▸ **WHAT THE EXERCISE ASKS**
Show each line that has the string "Pipeline" in it.

▸ **DATA SHOWN**

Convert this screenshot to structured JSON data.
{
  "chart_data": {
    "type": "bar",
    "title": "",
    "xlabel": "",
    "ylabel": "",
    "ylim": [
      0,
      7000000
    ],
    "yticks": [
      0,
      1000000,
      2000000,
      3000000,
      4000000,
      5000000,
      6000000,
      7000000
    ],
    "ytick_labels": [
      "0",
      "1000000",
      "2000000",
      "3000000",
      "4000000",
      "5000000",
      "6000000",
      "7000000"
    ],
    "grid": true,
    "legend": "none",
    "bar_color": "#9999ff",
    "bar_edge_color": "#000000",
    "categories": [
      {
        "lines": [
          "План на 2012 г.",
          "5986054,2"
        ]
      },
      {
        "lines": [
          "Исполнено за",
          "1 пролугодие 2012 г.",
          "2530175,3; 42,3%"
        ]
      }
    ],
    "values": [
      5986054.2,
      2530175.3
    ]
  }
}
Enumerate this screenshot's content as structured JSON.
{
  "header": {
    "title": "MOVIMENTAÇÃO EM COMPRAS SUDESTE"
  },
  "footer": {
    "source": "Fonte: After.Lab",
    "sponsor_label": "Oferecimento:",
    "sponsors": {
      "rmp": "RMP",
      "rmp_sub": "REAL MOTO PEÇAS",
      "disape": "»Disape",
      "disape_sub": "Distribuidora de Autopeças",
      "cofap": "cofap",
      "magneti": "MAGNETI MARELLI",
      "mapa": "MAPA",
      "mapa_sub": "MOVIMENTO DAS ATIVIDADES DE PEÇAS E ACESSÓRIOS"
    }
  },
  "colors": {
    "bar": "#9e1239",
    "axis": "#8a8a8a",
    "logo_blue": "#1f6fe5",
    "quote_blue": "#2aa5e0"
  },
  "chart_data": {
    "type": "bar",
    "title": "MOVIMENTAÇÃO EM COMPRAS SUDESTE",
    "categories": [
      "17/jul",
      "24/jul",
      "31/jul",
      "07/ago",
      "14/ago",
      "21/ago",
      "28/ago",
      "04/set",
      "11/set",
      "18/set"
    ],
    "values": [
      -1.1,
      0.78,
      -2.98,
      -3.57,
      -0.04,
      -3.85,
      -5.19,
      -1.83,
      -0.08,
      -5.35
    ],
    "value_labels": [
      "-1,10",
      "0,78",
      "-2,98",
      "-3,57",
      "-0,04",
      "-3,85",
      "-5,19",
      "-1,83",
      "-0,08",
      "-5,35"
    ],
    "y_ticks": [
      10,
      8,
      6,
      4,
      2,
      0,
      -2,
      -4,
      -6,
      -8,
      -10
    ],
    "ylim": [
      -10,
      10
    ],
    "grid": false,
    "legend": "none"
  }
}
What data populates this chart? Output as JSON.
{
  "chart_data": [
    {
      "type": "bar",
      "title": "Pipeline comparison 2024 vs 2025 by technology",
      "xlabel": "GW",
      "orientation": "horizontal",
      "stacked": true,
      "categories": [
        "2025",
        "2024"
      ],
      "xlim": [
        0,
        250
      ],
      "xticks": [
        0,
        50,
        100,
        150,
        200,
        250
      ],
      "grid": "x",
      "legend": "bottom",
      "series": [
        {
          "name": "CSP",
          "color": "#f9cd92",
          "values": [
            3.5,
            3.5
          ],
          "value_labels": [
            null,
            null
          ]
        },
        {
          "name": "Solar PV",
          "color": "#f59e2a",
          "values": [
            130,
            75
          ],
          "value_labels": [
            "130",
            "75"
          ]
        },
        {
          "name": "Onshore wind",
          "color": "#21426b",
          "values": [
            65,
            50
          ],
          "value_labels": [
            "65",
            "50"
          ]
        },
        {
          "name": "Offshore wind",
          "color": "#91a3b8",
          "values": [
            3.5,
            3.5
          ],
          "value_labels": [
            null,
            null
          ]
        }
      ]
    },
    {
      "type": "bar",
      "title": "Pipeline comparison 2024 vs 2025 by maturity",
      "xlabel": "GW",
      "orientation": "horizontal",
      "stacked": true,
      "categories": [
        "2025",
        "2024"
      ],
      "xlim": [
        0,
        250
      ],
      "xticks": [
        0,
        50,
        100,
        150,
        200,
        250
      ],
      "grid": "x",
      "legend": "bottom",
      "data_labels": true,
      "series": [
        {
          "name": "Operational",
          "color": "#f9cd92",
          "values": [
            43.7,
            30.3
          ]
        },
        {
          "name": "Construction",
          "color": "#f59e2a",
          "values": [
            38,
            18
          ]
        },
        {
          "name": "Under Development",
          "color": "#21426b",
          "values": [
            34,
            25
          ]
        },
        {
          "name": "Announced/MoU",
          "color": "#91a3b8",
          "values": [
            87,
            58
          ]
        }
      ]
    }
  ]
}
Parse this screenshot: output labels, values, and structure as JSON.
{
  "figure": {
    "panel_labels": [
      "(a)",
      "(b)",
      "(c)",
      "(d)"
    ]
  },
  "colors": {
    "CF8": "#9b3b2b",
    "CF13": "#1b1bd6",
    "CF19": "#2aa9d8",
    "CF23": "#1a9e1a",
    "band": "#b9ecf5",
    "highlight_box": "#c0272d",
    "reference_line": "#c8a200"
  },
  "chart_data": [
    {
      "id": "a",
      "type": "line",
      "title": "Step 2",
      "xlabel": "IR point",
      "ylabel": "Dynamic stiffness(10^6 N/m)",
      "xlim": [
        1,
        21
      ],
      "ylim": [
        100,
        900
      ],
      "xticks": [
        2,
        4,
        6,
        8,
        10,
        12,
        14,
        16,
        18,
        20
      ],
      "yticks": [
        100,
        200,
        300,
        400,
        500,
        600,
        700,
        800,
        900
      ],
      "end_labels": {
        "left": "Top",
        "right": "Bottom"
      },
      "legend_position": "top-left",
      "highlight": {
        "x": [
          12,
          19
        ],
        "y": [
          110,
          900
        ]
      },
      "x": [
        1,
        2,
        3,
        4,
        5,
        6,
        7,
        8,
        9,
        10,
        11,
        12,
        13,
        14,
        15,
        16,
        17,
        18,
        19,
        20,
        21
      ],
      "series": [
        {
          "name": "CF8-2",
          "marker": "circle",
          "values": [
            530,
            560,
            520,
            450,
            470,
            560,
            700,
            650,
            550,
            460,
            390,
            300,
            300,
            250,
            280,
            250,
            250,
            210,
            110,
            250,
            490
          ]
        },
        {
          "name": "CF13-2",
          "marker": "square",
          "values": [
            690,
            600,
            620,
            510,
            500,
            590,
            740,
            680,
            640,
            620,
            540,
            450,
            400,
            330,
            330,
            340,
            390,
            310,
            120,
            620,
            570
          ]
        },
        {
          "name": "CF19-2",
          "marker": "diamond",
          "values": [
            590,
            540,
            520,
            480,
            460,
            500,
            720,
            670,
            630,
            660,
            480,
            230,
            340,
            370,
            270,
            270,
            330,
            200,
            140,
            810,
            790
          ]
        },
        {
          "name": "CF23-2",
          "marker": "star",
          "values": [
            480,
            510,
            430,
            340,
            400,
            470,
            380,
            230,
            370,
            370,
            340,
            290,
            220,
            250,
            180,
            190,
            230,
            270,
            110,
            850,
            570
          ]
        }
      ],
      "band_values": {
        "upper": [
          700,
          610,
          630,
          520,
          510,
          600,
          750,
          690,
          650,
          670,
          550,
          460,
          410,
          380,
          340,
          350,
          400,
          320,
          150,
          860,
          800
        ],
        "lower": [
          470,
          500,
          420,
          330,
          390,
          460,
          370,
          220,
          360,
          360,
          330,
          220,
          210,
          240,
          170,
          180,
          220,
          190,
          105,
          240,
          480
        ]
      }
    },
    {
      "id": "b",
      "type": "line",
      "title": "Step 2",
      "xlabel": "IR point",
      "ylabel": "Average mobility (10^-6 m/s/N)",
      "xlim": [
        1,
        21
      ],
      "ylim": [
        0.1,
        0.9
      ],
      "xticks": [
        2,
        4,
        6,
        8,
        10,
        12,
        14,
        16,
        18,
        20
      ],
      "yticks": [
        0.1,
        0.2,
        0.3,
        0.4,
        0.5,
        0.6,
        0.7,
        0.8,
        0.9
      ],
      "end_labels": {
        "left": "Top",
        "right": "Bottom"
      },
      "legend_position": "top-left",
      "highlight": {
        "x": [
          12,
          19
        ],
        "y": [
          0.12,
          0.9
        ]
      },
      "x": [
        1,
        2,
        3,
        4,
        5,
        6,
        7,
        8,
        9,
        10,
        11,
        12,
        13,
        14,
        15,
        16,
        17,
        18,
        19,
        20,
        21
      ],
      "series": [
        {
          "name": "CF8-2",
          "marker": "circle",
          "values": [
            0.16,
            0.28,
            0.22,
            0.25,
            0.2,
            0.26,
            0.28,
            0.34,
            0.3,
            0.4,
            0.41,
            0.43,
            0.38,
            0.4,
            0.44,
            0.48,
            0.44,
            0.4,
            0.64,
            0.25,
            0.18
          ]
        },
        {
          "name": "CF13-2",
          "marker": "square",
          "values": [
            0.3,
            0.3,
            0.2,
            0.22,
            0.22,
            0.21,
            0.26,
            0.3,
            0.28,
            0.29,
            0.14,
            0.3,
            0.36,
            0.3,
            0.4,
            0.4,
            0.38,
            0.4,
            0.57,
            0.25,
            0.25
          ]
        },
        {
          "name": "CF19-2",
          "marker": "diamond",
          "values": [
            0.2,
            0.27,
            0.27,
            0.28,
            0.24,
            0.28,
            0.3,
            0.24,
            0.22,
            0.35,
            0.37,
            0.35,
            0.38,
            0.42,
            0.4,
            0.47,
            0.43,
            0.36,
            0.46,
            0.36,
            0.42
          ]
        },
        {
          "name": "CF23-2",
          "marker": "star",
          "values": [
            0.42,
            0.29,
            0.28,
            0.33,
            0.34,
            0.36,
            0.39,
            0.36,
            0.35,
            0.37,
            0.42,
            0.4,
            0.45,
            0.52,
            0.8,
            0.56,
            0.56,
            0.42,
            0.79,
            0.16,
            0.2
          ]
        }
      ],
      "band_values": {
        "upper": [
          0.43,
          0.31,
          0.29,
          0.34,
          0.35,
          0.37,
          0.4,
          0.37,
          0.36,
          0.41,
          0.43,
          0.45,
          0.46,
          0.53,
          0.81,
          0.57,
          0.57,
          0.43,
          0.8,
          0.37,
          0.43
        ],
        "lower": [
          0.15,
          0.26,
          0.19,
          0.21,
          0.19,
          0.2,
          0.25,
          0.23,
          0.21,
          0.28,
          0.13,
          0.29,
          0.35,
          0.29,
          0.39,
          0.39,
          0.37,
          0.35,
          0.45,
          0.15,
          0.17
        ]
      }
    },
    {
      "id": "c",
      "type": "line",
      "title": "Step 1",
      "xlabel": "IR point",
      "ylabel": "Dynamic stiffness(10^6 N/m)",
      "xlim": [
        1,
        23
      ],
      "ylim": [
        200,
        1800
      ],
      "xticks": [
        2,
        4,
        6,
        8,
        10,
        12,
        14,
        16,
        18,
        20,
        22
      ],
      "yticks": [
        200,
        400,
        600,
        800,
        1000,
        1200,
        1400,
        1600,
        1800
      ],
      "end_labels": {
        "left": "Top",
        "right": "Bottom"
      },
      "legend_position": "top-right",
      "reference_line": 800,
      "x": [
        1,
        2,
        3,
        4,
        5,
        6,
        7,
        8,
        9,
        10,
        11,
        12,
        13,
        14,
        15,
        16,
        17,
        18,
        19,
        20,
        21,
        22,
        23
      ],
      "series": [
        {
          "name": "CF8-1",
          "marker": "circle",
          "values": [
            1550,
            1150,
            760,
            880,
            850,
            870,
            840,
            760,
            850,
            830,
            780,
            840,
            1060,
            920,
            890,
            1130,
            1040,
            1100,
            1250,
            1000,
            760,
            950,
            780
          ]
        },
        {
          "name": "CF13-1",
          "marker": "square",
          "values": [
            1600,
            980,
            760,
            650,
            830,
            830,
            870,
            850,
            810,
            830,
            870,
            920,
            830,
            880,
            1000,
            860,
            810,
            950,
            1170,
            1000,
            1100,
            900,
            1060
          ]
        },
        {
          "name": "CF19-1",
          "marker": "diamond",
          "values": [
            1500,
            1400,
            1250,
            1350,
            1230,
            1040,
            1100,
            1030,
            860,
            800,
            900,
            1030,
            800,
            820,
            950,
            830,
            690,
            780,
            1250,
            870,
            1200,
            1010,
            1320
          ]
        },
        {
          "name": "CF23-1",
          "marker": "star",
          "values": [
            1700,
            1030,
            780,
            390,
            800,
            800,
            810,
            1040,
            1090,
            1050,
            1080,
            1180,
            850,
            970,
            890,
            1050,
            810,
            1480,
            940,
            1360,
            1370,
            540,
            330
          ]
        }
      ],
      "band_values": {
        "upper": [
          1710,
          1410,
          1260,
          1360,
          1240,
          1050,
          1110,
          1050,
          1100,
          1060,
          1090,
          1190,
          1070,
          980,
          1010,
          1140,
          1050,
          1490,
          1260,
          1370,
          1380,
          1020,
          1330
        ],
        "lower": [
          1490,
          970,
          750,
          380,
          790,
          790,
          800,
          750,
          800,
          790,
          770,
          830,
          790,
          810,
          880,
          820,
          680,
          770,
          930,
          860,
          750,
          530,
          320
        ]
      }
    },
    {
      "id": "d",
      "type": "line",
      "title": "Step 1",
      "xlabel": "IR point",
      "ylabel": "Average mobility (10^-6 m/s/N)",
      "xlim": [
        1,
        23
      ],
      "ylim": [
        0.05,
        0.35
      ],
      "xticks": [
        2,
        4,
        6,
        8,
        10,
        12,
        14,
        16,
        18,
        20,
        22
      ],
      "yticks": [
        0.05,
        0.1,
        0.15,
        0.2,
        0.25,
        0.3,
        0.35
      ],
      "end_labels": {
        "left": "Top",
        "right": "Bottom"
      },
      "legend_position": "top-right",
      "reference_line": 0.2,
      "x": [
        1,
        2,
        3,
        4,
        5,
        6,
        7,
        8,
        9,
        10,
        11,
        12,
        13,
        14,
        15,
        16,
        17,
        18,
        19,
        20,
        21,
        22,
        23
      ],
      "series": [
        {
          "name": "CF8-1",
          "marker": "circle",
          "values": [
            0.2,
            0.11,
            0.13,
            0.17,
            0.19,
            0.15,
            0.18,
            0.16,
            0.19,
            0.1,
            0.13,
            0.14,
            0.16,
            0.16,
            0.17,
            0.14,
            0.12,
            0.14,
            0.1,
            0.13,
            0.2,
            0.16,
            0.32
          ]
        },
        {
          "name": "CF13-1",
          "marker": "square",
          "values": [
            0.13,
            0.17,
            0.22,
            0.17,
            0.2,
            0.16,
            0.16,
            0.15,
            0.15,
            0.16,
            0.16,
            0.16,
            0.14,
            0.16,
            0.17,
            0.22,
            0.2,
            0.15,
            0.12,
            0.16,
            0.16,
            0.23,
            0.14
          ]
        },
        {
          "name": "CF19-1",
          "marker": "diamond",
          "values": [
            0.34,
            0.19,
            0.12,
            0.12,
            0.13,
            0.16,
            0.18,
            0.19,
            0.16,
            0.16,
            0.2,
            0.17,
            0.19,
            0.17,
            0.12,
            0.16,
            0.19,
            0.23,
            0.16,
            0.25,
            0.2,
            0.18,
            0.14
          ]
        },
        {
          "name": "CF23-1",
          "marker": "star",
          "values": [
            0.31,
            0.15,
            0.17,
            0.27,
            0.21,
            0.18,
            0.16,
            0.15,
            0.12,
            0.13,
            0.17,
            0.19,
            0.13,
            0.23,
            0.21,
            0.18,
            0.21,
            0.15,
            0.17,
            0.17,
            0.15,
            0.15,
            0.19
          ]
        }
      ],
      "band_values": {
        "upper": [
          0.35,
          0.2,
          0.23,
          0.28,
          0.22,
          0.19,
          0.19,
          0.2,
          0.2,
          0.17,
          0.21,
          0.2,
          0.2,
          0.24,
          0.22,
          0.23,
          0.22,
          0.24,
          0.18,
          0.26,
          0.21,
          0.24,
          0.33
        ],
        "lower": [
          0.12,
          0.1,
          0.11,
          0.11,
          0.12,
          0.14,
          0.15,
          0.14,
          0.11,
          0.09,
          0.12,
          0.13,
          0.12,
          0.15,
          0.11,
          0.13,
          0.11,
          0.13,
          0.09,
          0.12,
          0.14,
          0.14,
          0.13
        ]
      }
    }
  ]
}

▸ **SOLUTION**
      "title": "Pipeline comparison 2024 vs 2025 by technology",
      "title": "Pipeline comparison 2024 vs 2025 by maturity",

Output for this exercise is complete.